Count how many lines hold the string "Michael". Give that number alone.

Records to use:

»»

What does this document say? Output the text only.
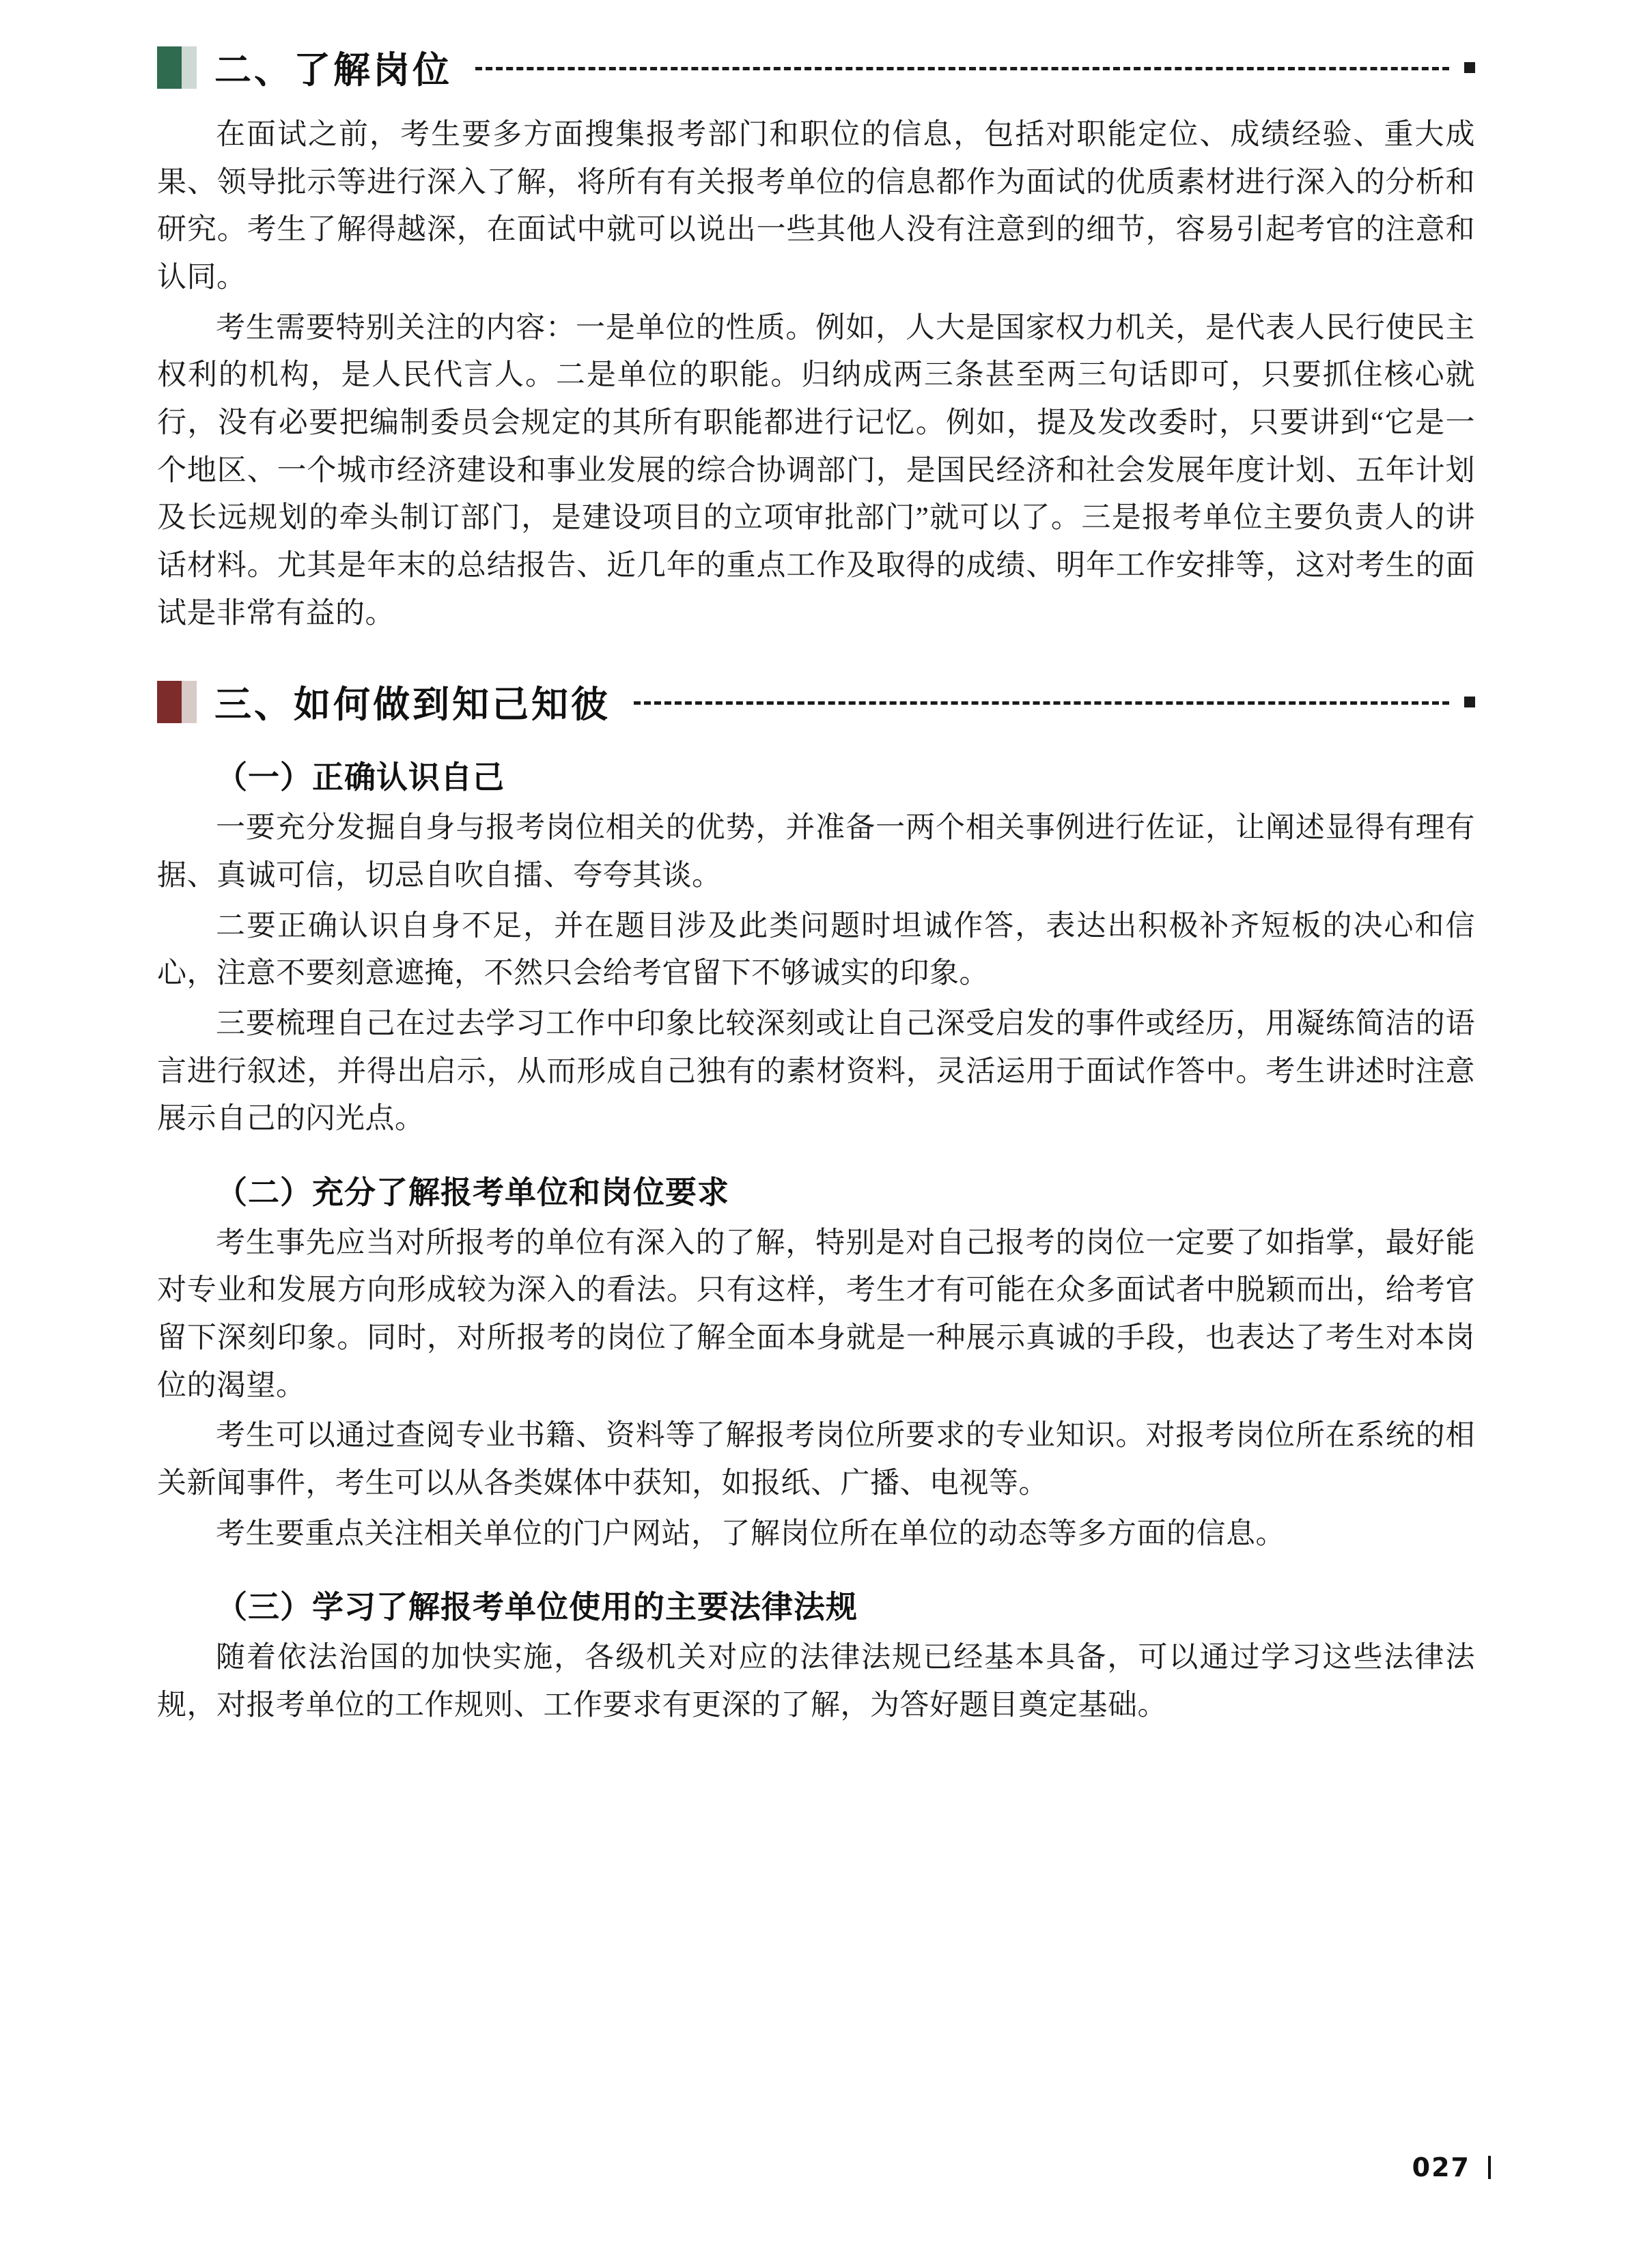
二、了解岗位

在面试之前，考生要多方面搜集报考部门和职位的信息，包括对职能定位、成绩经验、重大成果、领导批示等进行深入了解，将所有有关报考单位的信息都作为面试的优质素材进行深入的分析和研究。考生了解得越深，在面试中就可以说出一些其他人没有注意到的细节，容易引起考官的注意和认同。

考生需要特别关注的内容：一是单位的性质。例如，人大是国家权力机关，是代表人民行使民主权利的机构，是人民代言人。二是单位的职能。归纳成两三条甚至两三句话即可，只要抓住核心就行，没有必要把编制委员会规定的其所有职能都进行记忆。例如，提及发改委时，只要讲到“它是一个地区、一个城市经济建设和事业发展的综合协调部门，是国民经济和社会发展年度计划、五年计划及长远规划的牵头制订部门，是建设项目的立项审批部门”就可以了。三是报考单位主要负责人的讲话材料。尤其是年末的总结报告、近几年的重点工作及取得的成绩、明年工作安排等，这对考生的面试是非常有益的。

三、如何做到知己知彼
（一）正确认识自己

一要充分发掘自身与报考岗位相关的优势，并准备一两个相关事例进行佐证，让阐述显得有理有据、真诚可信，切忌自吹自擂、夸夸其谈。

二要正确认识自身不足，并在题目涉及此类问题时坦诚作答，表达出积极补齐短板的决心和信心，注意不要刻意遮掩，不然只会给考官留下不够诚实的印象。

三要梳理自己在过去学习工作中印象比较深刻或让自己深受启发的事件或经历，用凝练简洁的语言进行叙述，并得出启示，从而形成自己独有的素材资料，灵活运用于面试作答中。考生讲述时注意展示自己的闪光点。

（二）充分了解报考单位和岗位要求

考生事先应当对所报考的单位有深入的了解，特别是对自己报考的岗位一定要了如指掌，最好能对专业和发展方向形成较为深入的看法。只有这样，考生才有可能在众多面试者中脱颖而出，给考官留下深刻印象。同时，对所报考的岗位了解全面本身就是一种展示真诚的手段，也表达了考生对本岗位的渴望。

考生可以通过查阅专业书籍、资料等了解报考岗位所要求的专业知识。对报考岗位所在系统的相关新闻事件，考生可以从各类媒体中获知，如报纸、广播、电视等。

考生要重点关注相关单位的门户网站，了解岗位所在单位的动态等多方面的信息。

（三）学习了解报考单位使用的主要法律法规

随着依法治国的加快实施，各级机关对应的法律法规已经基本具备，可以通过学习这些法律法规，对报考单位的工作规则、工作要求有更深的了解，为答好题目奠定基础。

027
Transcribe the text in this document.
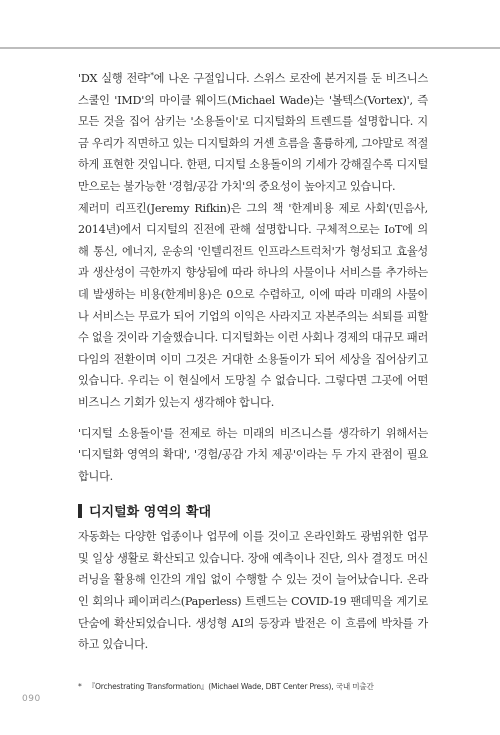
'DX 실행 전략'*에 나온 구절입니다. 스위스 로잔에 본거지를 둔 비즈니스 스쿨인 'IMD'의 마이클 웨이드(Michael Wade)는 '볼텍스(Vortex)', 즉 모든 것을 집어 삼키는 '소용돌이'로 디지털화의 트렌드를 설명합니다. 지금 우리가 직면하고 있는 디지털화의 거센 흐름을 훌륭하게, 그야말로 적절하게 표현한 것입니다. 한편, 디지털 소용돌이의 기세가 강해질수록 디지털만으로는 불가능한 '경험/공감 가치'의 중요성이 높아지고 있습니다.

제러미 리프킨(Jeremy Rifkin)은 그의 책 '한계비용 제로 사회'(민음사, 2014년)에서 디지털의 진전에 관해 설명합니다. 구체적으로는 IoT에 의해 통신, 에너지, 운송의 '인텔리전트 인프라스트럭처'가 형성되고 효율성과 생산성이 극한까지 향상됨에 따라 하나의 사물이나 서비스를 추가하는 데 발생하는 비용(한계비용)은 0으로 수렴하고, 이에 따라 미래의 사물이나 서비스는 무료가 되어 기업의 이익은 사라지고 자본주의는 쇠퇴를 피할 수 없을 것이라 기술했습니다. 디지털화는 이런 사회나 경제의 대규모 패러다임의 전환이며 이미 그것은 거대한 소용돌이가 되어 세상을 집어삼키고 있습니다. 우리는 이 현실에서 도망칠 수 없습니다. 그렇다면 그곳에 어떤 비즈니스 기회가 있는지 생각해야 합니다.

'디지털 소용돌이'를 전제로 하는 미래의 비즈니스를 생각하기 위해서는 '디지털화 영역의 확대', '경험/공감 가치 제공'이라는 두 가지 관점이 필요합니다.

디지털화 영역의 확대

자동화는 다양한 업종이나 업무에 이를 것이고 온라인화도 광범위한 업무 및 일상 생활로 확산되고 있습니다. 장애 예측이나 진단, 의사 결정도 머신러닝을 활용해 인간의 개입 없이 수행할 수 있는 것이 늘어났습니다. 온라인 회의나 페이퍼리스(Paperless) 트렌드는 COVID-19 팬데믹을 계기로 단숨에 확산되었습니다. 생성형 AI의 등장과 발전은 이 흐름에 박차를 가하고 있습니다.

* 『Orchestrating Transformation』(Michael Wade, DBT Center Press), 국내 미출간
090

««

Result for this task: 2